[Items from a data source]
* begin *

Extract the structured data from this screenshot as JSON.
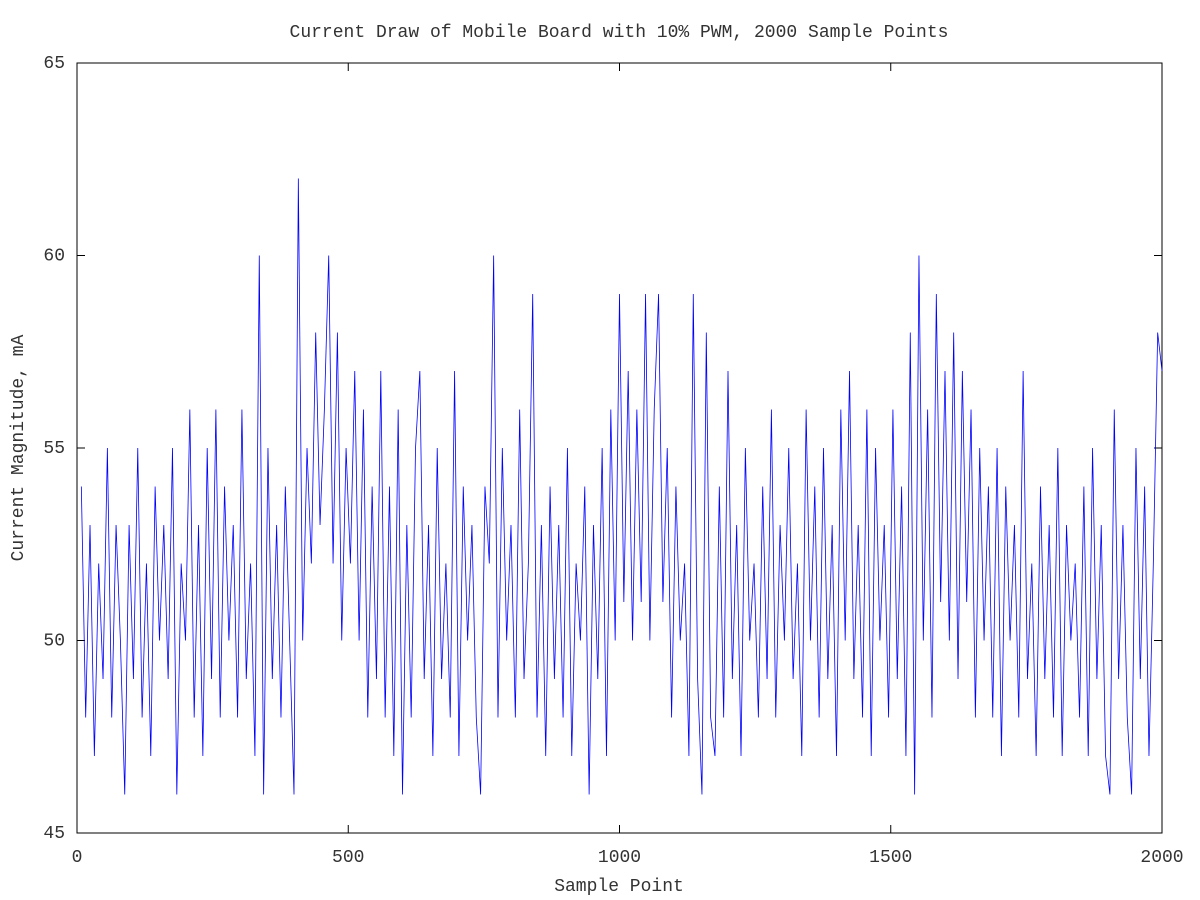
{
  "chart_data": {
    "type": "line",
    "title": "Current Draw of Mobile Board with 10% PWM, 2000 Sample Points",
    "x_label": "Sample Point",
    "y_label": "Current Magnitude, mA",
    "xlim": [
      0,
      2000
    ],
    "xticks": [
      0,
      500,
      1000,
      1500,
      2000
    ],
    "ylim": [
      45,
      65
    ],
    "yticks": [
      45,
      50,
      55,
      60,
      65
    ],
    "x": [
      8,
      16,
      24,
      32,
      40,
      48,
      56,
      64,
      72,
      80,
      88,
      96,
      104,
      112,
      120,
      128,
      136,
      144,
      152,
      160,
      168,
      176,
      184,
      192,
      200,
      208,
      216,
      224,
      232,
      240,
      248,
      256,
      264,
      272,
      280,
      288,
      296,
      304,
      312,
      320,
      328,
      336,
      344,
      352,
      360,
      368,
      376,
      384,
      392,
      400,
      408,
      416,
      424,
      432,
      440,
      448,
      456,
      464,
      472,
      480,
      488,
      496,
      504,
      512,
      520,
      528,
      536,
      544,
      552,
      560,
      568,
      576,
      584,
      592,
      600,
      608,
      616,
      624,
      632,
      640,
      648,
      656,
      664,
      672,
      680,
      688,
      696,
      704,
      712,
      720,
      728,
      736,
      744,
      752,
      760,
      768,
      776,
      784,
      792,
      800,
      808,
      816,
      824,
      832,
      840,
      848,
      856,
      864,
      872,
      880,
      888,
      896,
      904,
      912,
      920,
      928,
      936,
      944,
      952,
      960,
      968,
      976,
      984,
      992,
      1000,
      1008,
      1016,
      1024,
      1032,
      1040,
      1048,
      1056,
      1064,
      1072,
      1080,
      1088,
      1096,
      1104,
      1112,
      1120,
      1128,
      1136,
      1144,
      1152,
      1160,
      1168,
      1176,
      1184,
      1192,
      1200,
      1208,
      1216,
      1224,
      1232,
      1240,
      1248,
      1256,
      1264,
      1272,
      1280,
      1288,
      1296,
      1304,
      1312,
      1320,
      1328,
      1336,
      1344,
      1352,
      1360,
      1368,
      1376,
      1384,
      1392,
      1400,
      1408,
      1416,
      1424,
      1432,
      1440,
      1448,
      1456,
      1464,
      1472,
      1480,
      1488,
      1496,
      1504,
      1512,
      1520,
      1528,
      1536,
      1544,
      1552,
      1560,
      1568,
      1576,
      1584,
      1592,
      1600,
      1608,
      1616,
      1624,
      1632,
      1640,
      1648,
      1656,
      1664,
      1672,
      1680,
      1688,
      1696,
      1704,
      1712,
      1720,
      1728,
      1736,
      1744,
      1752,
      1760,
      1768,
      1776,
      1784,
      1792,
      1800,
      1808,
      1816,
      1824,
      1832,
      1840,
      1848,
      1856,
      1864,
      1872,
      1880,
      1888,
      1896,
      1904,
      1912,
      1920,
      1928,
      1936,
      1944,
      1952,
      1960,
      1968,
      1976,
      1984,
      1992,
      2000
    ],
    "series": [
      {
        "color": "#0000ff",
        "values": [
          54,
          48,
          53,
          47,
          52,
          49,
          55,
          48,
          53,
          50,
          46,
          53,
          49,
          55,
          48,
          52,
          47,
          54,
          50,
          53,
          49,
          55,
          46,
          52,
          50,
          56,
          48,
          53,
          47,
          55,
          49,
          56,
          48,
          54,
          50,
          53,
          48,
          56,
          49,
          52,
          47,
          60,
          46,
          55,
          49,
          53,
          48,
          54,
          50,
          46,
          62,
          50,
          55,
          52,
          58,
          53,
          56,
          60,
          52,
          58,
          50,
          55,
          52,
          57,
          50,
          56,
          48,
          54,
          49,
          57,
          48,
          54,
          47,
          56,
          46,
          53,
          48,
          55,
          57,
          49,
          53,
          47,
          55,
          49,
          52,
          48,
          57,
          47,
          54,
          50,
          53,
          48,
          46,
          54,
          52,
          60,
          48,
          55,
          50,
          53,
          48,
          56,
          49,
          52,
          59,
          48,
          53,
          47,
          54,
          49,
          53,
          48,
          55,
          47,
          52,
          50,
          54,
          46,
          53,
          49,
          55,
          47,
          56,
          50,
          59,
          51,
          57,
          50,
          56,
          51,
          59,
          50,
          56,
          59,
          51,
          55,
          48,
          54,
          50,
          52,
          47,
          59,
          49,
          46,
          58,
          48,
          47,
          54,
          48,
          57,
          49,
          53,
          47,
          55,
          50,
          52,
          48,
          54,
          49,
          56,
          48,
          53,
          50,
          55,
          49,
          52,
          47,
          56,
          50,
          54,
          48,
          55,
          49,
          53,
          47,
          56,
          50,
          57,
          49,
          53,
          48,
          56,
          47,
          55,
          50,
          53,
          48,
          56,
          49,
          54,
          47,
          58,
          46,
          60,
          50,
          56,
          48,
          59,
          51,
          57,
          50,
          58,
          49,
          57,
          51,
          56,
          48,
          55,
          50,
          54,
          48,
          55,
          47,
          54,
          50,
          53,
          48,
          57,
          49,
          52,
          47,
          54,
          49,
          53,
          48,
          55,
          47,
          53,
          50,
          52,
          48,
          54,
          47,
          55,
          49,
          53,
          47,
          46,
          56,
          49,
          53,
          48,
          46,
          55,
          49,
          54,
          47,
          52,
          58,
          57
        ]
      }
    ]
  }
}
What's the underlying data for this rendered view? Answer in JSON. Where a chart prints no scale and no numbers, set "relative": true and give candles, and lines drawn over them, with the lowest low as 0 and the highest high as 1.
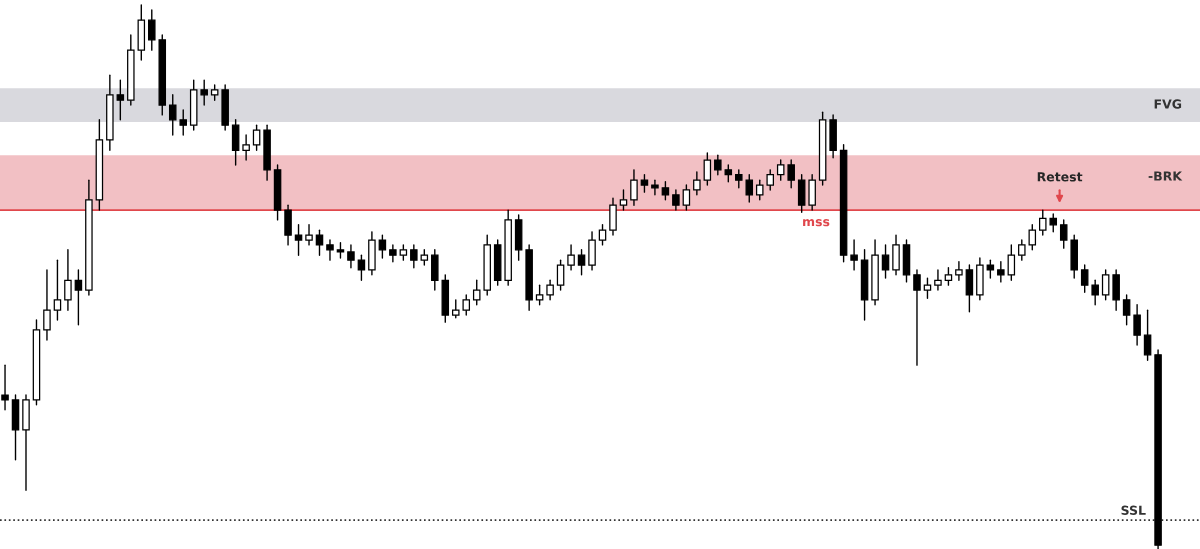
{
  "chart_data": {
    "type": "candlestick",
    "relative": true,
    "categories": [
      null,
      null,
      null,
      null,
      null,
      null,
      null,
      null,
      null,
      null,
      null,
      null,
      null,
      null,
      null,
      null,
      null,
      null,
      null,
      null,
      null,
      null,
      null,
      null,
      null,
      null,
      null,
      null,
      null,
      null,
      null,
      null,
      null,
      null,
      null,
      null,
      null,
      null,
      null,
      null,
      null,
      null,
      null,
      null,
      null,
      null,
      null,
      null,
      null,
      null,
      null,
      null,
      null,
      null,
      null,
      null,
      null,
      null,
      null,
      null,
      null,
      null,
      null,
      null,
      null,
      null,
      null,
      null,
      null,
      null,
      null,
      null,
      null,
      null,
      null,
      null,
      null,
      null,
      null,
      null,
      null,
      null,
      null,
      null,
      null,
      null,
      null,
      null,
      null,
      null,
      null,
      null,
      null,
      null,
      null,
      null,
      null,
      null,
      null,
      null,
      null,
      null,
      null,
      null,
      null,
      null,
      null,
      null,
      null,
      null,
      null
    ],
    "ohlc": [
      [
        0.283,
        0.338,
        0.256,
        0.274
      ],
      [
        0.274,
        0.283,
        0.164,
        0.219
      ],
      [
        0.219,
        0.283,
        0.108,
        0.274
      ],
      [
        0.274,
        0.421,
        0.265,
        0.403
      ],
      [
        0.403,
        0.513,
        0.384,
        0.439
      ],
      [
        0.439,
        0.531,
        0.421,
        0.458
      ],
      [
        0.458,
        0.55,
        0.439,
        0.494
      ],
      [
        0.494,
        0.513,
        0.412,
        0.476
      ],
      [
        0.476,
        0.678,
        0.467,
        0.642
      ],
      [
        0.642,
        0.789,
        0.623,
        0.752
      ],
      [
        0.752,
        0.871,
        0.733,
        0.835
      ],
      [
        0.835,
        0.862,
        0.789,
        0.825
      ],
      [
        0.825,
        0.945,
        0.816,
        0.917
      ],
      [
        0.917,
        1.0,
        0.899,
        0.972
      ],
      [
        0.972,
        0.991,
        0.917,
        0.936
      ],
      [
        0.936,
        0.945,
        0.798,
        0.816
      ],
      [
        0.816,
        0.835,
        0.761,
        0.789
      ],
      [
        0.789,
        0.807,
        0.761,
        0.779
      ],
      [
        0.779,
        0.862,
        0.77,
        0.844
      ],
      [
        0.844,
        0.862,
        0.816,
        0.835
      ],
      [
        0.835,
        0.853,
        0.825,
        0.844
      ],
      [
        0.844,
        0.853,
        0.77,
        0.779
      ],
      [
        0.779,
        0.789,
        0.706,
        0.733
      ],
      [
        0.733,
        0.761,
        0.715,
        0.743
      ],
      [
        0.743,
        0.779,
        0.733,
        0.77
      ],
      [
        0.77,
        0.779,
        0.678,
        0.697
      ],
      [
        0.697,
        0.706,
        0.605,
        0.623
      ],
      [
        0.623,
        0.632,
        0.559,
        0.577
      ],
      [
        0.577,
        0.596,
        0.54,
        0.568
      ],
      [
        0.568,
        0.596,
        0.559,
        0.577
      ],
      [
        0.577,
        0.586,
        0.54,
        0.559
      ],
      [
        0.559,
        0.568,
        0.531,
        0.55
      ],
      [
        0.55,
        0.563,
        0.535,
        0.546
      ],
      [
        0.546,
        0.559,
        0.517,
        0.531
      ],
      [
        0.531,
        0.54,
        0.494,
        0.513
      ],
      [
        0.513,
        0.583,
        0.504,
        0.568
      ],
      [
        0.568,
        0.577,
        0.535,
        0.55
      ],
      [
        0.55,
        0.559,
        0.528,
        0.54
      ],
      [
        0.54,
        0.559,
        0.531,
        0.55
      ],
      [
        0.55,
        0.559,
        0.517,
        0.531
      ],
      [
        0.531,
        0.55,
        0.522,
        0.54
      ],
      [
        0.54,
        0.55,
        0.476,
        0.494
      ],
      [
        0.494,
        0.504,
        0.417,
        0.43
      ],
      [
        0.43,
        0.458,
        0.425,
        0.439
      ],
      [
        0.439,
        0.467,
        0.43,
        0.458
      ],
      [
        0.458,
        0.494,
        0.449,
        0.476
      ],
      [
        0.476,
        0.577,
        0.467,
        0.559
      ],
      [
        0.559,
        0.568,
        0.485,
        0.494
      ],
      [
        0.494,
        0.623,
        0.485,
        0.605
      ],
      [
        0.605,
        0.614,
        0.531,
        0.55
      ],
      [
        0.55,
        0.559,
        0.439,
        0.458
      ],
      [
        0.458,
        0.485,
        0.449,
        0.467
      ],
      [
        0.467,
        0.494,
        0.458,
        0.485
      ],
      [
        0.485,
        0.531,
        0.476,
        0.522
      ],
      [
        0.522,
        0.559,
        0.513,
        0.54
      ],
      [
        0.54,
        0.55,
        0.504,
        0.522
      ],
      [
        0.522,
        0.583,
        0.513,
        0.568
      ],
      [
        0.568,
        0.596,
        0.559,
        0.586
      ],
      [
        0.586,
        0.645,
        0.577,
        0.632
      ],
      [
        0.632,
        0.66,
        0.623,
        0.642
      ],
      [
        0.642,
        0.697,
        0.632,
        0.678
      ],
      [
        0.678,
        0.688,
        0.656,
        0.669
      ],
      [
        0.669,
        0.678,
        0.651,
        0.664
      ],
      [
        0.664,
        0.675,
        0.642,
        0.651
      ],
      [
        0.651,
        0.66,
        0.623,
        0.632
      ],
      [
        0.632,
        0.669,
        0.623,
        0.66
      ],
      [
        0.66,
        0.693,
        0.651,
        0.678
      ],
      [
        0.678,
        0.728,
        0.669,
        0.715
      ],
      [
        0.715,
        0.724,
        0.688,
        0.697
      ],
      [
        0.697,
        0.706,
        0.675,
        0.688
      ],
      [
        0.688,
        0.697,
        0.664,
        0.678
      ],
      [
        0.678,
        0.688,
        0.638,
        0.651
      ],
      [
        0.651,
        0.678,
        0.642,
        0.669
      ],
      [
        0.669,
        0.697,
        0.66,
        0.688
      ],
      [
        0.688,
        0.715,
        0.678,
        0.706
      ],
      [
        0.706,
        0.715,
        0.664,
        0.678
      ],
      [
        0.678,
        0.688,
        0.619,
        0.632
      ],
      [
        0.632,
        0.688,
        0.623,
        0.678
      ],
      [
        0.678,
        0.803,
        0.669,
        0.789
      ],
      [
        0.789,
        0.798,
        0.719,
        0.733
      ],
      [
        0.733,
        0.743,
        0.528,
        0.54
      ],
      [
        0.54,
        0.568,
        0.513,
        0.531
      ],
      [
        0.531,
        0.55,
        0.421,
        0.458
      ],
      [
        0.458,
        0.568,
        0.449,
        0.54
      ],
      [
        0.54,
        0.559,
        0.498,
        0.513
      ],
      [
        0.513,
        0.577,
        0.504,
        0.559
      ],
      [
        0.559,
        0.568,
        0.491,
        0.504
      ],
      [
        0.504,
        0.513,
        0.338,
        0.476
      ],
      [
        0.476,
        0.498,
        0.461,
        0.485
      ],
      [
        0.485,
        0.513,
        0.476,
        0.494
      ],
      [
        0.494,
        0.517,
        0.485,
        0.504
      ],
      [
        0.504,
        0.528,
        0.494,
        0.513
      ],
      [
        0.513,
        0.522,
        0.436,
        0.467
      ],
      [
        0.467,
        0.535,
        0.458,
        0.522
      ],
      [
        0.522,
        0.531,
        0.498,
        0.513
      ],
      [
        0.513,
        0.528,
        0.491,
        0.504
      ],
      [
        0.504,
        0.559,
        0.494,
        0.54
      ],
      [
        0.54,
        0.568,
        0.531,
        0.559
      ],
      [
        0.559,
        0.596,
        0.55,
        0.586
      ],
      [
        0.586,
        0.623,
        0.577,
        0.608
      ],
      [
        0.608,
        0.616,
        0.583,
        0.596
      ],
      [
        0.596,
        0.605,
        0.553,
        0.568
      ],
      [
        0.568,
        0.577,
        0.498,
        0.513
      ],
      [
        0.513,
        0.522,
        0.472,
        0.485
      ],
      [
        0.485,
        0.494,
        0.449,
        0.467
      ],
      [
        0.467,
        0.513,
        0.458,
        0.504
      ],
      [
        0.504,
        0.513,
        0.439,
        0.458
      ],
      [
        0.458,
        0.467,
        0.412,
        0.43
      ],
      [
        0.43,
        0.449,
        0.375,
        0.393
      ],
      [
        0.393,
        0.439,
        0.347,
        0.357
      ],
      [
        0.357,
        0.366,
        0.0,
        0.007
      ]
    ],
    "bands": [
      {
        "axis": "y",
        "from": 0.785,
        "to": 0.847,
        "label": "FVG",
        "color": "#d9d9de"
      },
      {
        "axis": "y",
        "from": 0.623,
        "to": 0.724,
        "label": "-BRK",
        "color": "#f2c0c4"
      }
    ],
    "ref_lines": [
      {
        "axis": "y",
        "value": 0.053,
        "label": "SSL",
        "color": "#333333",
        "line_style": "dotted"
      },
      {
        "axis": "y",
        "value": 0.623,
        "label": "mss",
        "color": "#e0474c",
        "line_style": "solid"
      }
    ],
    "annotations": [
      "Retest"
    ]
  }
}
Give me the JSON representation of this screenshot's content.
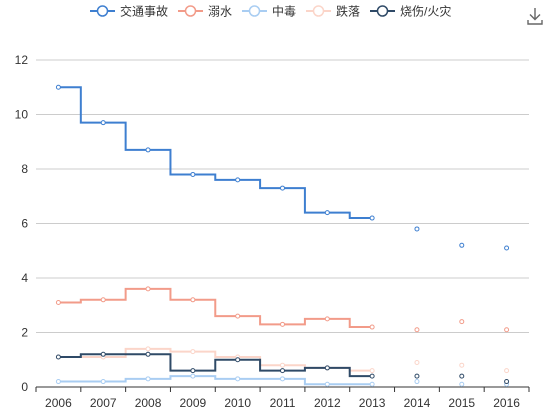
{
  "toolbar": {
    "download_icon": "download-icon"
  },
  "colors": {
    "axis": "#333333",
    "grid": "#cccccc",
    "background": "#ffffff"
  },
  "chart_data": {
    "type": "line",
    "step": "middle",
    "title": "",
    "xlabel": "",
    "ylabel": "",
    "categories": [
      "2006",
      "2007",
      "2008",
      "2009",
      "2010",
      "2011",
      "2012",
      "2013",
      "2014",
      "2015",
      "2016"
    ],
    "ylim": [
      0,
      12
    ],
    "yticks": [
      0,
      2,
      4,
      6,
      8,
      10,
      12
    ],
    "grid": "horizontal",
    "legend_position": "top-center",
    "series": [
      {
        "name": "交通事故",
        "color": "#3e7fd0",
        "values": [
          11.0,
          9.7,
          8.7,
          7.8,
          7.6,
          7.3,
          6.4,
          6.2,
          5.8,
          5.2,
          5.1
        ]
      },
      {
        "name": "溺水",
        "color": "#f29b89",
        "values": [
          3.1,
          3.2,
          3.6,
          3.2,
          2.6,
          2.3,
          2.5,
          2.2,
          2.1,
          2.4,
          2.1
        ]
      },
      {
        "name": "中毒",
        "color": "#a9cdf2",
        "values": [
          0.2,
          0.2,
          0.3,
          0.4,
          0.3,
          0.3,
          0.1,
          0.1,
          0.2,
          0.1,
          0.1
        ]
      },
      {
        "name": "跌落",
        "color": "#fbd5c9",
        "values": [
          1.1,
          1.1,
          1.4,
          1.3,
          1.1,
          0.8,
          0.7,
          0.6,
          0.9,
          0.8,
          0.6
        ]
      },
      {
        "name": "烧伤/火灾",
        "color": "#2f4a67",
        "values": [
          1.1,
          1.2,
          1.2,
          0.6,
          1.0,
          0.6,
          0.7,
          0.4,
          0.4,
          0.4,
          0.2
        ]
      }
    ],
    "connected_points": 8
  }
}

* end *

Short task:
Pull out each line of the records holding the string "screenshot".

Output of the task:
Extract the structured data from this screenshot as JSON.
Give me the JSON representation of this screenshot's content.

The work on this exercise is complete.